# [Task inputs]
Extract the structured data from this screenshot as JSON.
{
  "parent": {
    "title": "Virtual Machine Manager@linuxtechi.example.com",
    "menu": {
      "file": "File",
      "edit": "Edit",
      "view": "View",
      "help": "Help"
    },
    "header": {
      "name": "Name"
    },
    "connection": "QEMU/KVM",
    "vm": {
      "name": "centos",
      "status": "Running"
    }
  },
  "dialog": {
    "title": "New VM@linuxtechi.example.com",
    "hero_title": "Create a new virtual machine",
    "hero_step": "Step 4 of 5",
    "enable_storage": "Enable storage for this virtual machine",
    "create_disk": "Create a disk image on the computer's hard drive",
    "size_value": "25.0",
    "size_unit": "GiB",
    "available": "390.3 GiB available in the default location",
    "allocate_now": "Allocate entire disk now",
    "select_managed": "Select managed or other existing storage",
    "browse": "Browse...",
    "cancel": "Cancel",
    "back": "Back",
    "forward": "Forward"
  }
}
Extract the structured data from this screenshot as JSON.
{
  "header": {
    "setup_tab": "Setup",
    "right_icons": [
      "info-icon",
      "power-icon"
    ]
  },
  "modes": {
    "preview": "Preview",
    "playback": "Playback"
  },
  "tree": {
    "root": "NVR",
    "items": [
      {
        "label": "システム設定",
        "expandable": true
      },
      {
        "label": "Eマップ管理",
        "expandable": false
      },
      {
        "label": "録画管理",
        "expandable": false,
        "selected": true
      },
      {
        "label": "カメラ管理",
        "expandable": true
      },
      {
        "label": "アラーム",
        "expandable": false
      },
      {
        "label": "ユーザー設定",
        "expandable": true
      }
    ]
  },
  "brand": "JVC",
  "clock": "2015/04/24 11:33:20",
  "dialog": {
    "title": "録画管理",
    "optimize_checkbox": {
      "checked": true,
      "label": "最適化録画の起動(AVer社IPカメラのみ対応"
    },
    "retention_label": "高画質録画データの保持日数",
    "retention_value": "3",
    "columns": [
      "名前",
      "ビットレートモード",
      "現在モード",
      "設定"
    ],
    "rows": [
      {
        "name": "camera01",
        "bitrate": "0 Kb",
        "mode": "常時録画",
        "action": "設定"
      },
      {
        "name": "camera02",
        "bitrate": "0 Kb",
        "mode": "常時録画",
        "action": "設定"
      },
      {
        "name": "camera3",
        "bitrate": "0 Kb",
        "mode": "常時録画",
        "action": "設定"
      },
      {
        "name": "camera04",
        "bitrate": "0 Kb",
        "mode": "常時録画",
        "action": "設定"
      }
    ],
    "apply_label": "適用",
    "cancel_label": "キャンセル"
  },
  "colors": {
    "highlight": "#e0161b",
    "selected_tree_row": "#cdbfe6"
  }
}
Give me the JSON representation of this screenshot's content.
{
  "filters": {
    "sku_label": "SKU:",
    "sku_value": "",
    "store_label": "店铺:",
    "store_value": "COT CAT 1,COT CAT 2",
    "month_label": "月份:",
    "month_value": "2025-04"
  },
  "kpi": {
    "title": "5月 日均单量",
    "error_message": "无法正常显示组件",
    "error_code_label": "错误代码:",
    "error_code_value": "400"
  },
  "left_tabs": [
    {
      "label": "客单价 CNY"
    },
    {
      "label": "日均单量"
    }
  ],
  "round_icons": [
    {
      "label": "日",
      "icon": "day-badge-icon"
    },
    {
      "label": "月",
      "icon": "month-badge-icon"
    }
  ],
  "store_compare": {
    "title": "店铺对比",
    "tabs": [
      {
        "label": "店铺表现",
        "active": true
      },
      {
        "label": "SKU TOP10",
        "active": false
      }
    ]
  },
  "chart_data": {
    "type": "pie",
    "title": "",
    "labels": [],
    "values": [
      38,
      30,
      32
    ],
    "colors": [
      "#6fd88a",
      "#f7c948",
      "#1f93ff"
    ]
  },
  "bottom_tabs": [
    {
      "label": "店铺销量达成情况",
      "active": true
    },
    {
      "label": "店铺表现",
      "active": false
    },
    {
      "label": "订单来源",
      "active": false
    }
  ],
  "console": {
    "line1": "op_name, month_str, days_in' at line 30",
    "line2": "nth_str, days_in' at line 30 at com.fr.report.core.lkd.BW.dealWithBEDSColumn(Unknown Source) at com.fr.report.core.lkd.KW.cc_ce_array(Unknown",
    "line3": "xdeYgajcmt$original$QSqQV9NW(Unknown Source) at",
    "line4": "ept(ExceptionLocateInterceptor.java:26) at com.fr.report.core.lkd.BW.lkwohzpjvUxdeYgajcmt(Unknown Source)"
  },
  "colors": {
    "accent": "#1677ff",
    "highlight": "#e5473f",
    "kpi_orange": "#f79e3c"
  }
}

# [Work to be completed]
Report each line in the preceding entries that holds the string "storage".

# [Solution for this exercise]
    "enable_storage": "Enable storage for this virtual machine",
    "select_managed": "Select managed or other existing storage",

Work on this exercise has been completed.